> Written task:
Exactly as they appear, output all of the records. Skip any images.
━━━━━ Source material
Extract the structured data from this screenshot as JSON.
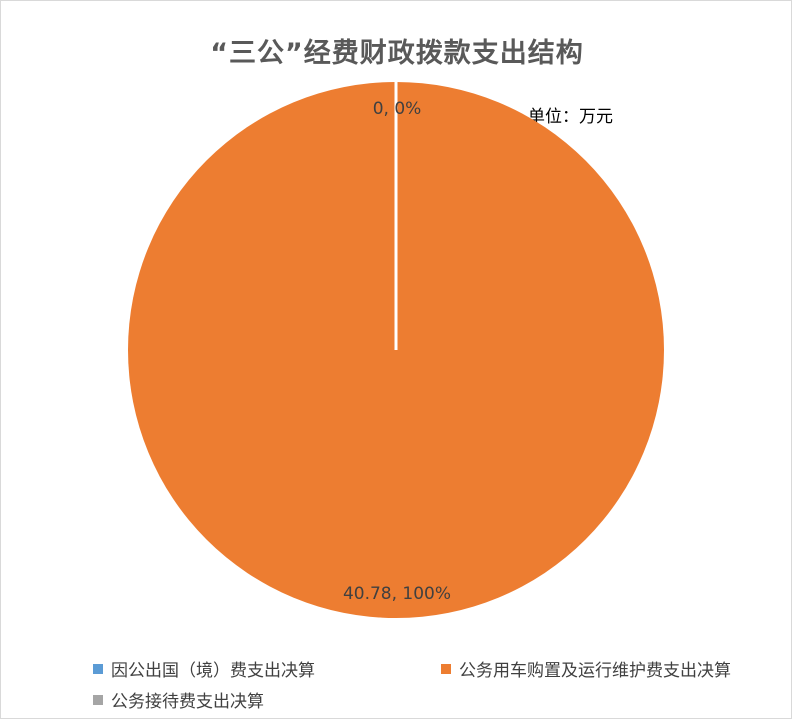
{
  "chart_data": {
    "type": "pie",
    "title": "“三公”经费财政拨款支出结构",
    "unit_note": "单位：万元",
    "categories": [
      "因公出国（境）费支出决算",
      "公务用车购置及运行维护费支出决算",
      "公务接待费支出决算"
    ],
    "values": [
      0,
      40.78,
      0
    ],
    "colors": [
      "#5b9bd5",
      "#ed7d31",
      "#a5a5a5"
    ],
    "data_labels": [
      "0, 0%",
      "40.78, 100%",
      ""
    ],
    "legend_position": "bottom"
  }
}
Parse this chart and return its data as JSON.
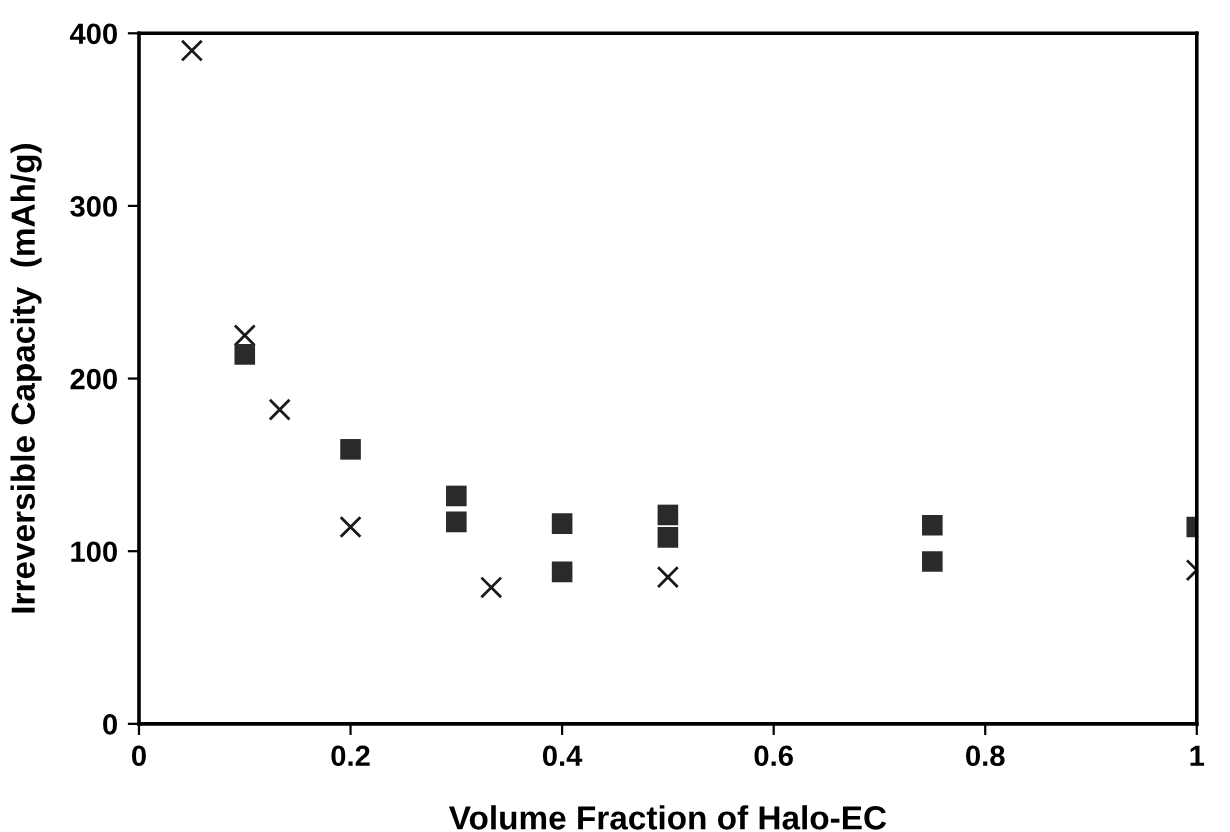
{
  "chart_data": {
    "type": "scatter",
    "xlabel": "Volume Fraction of Halo-EC",
    "ylabel": "Irreversible Capacity  (mAh/g)",
    "xlim": [
      0,
      1
    ],
    "xticks": [
      0,
      0.2,
      0.4,
      0.6,
      0.8,
      1
    ],
    "ylim": [
      0,
      400
    ],
    "yticks": [
      0,
      100,
      200,
      300,
      400
    ],
    "grid": false,
    "legend": false,
    "series": [
      {
        "color": "#1a1a1a",
        "marker": "cross",
        "x": [
          0.05,
          0.1,
          0.133,
          0.2,
          0.333,
          0.5,
          1.0
        ],
        "values": [
          390,
          225,
          182,
          114,
          79,
          85,
          89
        ]
      },
      {
        "color": "#2a2a2a",
        "marker": "square",
        "x": [
          0.1,
          0.2,
          0.3,
          0.3,
          0.4,
          0.4,
          0.5,
          0.5,
          0.75,
          0.75,
          1.0
        ],
        "values": [
          214,
          159,
          132,
          117,
          116,
          88,
          121,
          108,
          115,
          94,
          114
        ]
      }
    ]
  }
}
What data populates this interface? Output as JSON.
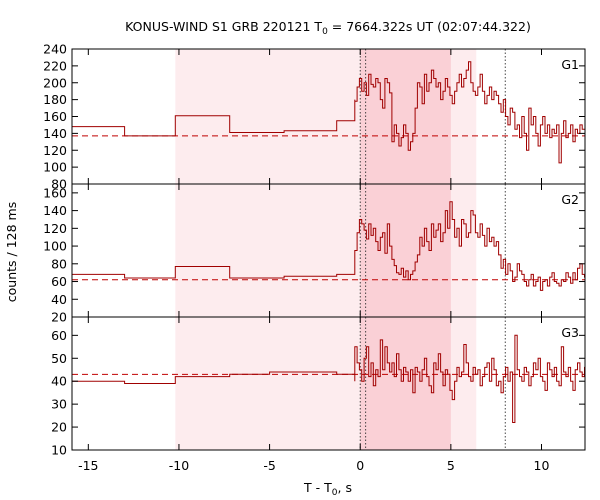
{
  "chart_data": {
    "type": "line",
    "title": "KONUS-WIND S1 GRB 220121 T",
    "title_sub": "0",
    "title_rest": " = 7664.322s UT (02:07:44.322)",
    "xlabel": "T - T",
    "xlabel_sub": "0",
    "xlabel_rest": ", s",
    "ylabel": "counts / 128 ms",
    "xlim": [
      -15.9,
      12.4
    ],
    "x_ticks": [
      -15,
      -10,
      -5,
      0,
      5,
      10
    ],
    "x_tick_labels": [
      "-15",
      "-10",
      "-5",
      "0",
      "5",
      "10"
    ],
    "shade_light": [
      -10.2,
      6.4
    ],
    "shade_dark": [
      0,
      5.0
    ],
    "dotted_lines": [
      0,
      0.3,
      8.0
    ],
    "colors": {
      "line": "#a00000",
      "shade_light": "#fdecee",
      "shade_dark": "#fad0d6",
      "dashed": "#c00000"
    },
    "panels": [
      {
        "name": "G1",
        "ylim": [
          80,
          240
        ],
        "yticks": [
          80,
          100,
          120,
          140,
          160,
          180,
          200,
          220,
          240
        ],
        "ytick_labels": [
          "80",
          "100",
          "120",
          "140",
          "160",
          "180",
          "200",
          "220",
          "240"
        ],
        "background": 137,
        "steps": [
          [
            -15.9,
            148
          ],
          [
            -13.0,
            137
          ],
          [
            -10.2,
            161
          ],
          [
            -7.2,
            141
          ],
          [
            -4.2,
            143
          ],
          [
            -1.3,
            155
          ],
          [
            -0.3,
            180
          ]
        ],
        "fine_start": -0.3,
        "fine_dt": 0.128,
        "fine_values": [
          178,
          195,
          205,
          190,
          200,
          185,
          210,
          198,
          195,
          205,
          200,
          180,
          170,
          205,
          200,
          188,
          130,
          150,
          140,
          125,
          135,
          150,
          140,
          120,
          130,
          140,
          170,
          200,
          195,
          175,
          210,
          190,
          200,
          215,
          205,
          195,
          200,
          180,
          190,
          205,
          195,
          185,
          175,
          190,
          200,
          210,
          195,
          205,
          215,
          225,
          200,
          190,
          185,
          195,
          210,
          190,
          175,
          185,
          195,
          180,
          190,
          185,
          175,
          165,
          180,
          160,
          150,
          170,
          165,
          145,
          150,
          135,
          160,
          140,
          120,
          170,
          150,
          160,
          140,
          125,
          150,
          160,
          140,
          150,
          135,
          145,
          140,
          150,
          105,
          140,
          155,
          135,
          140,
          150,
          130,
          145,
          140,
          150,
          145
        ]
      },
      {
        "name": "G2",
        "ylim": [
          20,
          170
        ],
        "yticks": [
          20,
          40,
          60,
          80,
          100,
          120,
          140,
          160
        ],
        "ytick_labels": [
          "20",
          "40",
          "60",
          "80",
          "100",
          "120",
          "140",
          "160"
        ],
        "background": 62,
        "steps": [
          [
            -15.9,
            68
          ],
          [
            -13.0,
            64
          ],
          [
            -10.2,
            77
          ],
          [
            -7.2,
            64
          ],
          [
            -4.2,
            66
          ],
          [
            -1.3,
            68
          ],
          [
            -0.3,
            95
          ]
        ],
        "fine_start": -0.3,
        "fine_dt": 0.128,
        "fine_values": [
          95,
          115,
          130,
          125,
          118,
          108,
          125,
          112,
          120,
          105,
          95,
          110,
          115,
          92,
          125,
          100,
          85,
          78,
          70,
          68,
          75,
          65,
          72,
          62,
          68,
          72,
          82,
          90,
          110,
          100,
          120,
          105,
          95,
          125,
          110,
          118,
          125,
          105,
          115,
          140,
          120,
          150,
          130,
          110,
          120,
          100,
          130,
          125,
          110,
          115,
          140,
          135,
          115,
          110,
          125,
          112,
          100,
          120,
          105,
          110,
          100,
          105,
          90,
          75,
          85,
          68,
          80,
          72,
          60,
          65,
          80,
          72,
          68,
          60,
          55,
          62,
          68,
          55,
          60,
          65,
          50,
          60,
          62,
          55,
          65,
          70,
          60,
          58,
          55,
          62,
          60,
          70,
          65,
          58,
          70,
          62,
          75,
          80,
          68,
          65
        ]
      },
      {
        "name": "G3",
        "ylim": [
          10,
          68
        ],
        "yticks": [
          10,
          20,
          30,
          40,
          50,
          60
        ],
        "ytick_labels": [
          "10",
          "20",
          "30",
          "40",
          "50",
          "60"
        ],
        "background": 43,
        "steps": [
          [
            -15.9,
            40
          ],
          [
            -13.0,
            39
          ],
          [
            -10.2,
            42
          ],
          [
            -7.2,
            43
          ],
          [
            -5.0,
            44
          ],
          [
            -1.3,
            43
          ],
          [
            -0.3,
            40
          ]
        ],
        "fine_start": -0.3,
        "fine_dt": 0.128,
        "fine_values": [
          55,
          48,
          45,
          40,
          50,
          55,
          42,
          48,
          38,
          45,
          42,
          58,
          45,
          55,
          48,
          44,
          48,
          42,
          52,
          45,
          40,
          46,
          44,
          40,
          45,
          35,
          46,
          44,
          40,
          45,
          50,
          42,
          38,
          35,
          48,
          45,
          52,
          44,
          38,
          45,
          43,
          36,
          32,
          40,
          46,
          42,
          44,
          56,
          48,
          42,
          40,
          46,
          43,
          45,
          38,
          42,
          46,
          48,
          40,
          50,
          45,
          38,
          40,
          35,
          42,
          46,
          40,
          44,
          22,
          60,
          45,
          42,
          40,
          46,
          44,
          38,
          42,
          48,
          45,
          50,
          42,
          40,
          36,
          48,
          45,
          42,
          46,
          40,
          38,
          55,
          44,
          42,
          46,
          40,
          36,
          45,
          48,
          44,
          42,
          46,
          40,
          50,
          44
        ]
      }
    ]
  }
}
━━━━━━━━━━
> Answer to this exercise:
Extract the structured data from this screenshot as JSON.
{
  "chart_data": {
    "type": "pie",
    "title": "“三公”经费财政拨款支出结构",
    "unit_note": "单位：万元",
    "categories": [
      "因公出国（境）费支出决算",
      "公务用车购置及运行维护费支出决算",
      "公务接待费支出决算"
    ],
    "values": [
      0,
      40.78,
      0
    ],
    "colors": [
      "#5b9bd5",
      "#ed7d31",
      "#a5a5a5"
    ],
    "data_labels": [
      "0, 0%",
      "40.78, 100%",
      ""
    ],
    "legend_position": "bottom"
  }
}
Parse this chart and return its data as JSON.
{
  "chart_data": {
    "type": "scatter",
    "xlabel": "Volume Fraction of Halo-EC",
    "ylabel": "Irreversible Capacity  (mAh/g)",
    "xlim": [
      0,
      1
    ],
    "xticks": [
      0,
      0.2,
      0.4,
      0.6,
      0.8,
      1
    ],
    "ylim": [
      0,
      400
    ],
    "yticks": [
      0,
      100,
      200,
      300,
      400
    ],
    "grid": false,
    "legend": false,
    "series": [
      {
        "color": "#1a1a1a",
        "marker": "cross",
        "x": [
          0.05,
          0.1,
          0.133,
          0.2,
          0.333,
          0.5,
          1.0
        ],
        "values": [
          390,
          225,
          182,
          114,
          79,
          85,
          89
        ]
      },
      {
        "color": "#2a2a2a",
        "marker": "square",
        "x": [
          0.1,
          0.2,
          0.3,
          0.3,
          0.4,
          0.4,
          0.5,
          0.5,
          0.75,
          0.75,
          1.0
        ],
        "values": [
          214,
          159,
          132,
          117,
          116,
          88,
          121,
          108,
          115,
          94,
          114
        ]
      }
    ]
  }
}
What data populates this interface? Output as JSON.
{
  "chart_data": {
    "type": "line",
    "title": "KONUS-WIND S1 GRB 220121 T",
    "title_sub": "0",
    "title_rest": " = 7664.322s UT (02:07:44.322)",
    "xlabel": "T - T",
    "xlabel_sub": "0",
    "xlabel_rest": ", s",
    "ylabel": "counts / 128 ms",
    "xlim": [
      -15.9,
      12.4
    ],
    "x_ticks": [
      -15,
      -10,
      -5,
      0,
      5,
      10
    ],
    "x_tick_labels": [
      "-15",
      "-10",
      "-5",
      "0",
      "5",
      "10"
    ],
    "shade_light": [
      -10.2,
      6.4
    ],
    "shade_dark": [
      0,
      5.0
    ],
    "dotted_lines": [
      0,
      0.3,
      8.0
    ],
    "colors": {
      "line": "#a00000",
      "shade_light": "#fdecee",
      "shade_dark": "#fad0d6",
      "dashed": "#c00000"
    },
    "panels": [
      {
        "name": "G1",
        "ylim": [
          80,
          240
        ],
        "yticks": [
          80,
          100,
          120,
          140,
          160,
          180,
          200,
          220,
          240
        ],
        "ytick_labels": [
          "80",
          "100",
          "120",
          "140",
          "160",
          "180",
          "200",
          "220",
          "240"
        ],
        "background": 137,
        "steps": [
          [
            -15.9,
            148
          ],
          [
            -13.0,
            137
          ],
          [
            -10.2,
            161
          ],
          [
            -7.2,
            141
          ],
          [
            -4.2,
            143
          ],
          [
            -1.3,
            155
          ],
          [
            -0.3,
            180
          ]
        ],
        "fine_start": -0.3,
        "fine_dt": 0.128,
        "fine_values": [
          178,
          195,
          205,
          190,
          200,
          185,
          210,
          198,
          195,
          205,
          200,
          180,
          170,
          205,
          200,
          188,
          130,
          150,
          140,
          125,
          135,
          150,
          140,
          120,
          130,
          140,
          170,
          200,
          195,
          175,
          210,
          190,
          200,
          215,
          205,
          195,
          200,
          180,
          190,
          205,
          195,
          185,
          175,
          190,
          200,
          210,
          195,
          205,
          215,
          225,
          200,
          190,
          185,
          195,
          210,
          190,
          175,
          185,
          195,
          180,
          190,
          185,
          175,
          165,
          180,
          160,
          150,
          170,
          165,
          145,
          150,
          135,
          160,
          140,
          120,
          170,
          150,
          160,
          140,
          125,
          150,
          160,
          140,
          150,
          135,
          145,
          140,
          150,
          105,
          140,
          155,
          135,
          140,
          150,
          130,
          145,
          140,
          150,
          145
        ]
      },
      {
        "name": "G2",
        "ylim": [
          20,
          170
        ],
        "yticks": [
          20,
          40,
          60,
          80,
          100,
          120,
          140,
          160
        ],
        "ytick_labels": [
          "20",
          "40",
          "60",
          "80",
          "100",
          "120",
          "140",
          "160"
        ],
        "background": 62,
        "steps": [
          [
            -15.9,
            68
          ],
          [
            -13.0,
            64
          ],
          [
            -10.2,
            77
          ],
          [
            -7.2,
            64
          ],
          [
            -4.2,
            66
          ],
          [
            -1.3,
            68
          ],
          [
            -0.3,
            95
          ]
        ],
        "fine_start": -0.3,
        "fine_dt": 0.128,
        "fine_values": [
          95,
          115,
          130,
          125,
          118,
          108,
          125,
          112,
          120,
          105,
          95,
          110,
          115,
          92,
          125,
          100,
          85,
          78,
          70,
          68,
          75,
          65,
          72,
          62,
          68,
          72,
          82,
          90,
          110,
          100,
          120,
          105,
          95,
          125,
          110,
          118,
          125,
          105,
          115,
          140,
          120,
          150,
          130,
          110,
          120,
          100,
          130,
          125,
          110,
          115,
          140,
          135,
          115,
          110,
          125,
          112,
          100,
          120,
          105,
          110,
          100,
          105,
          90,
          75,
          85,
          68,
          80,
          72,
          60,
          65,
          80,
          72,
          68,
          60,
          55,
          62,
          68,
          55,
          60,
          65,
          50,
          60,
          62,
          55,
          65,
          70,
          60,
          58,
          55,
          62,
          60,
          70,
          65,
          58,
          70,
          62,
          75,
          80,
          68,
          65
        ]
      },
      {
        "name": "G3",
        "ylim": [
          10,
          68
        ],
        "yticks": [
          10,
          20,
          30,
          40,
          50,
          60
        ],
        "ytick_labels": [
          "10",
          "20",
          "30",
          "40",
          "50",
          "60"
        ],
        "background": 43,
        "steps": [
          [
            -15.9,
            40
          ],
          [
            -13.0,
            39
          ],
          [
            -10.2,
            42
          ],
          [
            -7.2,
            43
          ],
          [
            -5.0,
            44
          ],
          [
            -1.3,
            43
          ],
          [
            -0.3,
            40
          ]
        ],
        "fine_start": -0.3,
        "fine_dt": 0.128,
        "fine_values": [
          55,
          48,
          45,
          40,
          50,
          55,
          42,
          48,
          38,
          45,
          42,
          58,
          45,
          55,
          48,
          44,
          48,
          42,
          52,
          45,
          40,
          46,
          44,
          40,
          45,
          35,
          46,
          44,
          40,
          45,
          50,
          42,
          38,
          35,
          48,
          45,
          52,
          44,
          38,
          45,
          43,
          36,
          32,
          40,
          46,
          42,
          44,
          56,
          48,
          42,
          40,
          46,
          43,
          45,
          38,
          42,
          46,
          48,
          40,
          50,
          45,
          38,
          40,
          35,
          42,
          46,
          40,
          44,
          22,
          60,
          45,
          42,
          40,
          46,
          44,
          38,
          42,
          48,
          45,
          50,
          42,
          40,
          36,
          48,
          45,
          42,
          46,
          40,
          38,
          55,
          44,
          42,
          46,
          40,
          36,
          45,
          48,
          44,
          42,
          46,
          40,
          50,
          44
        ]
      }
    ]
  }
}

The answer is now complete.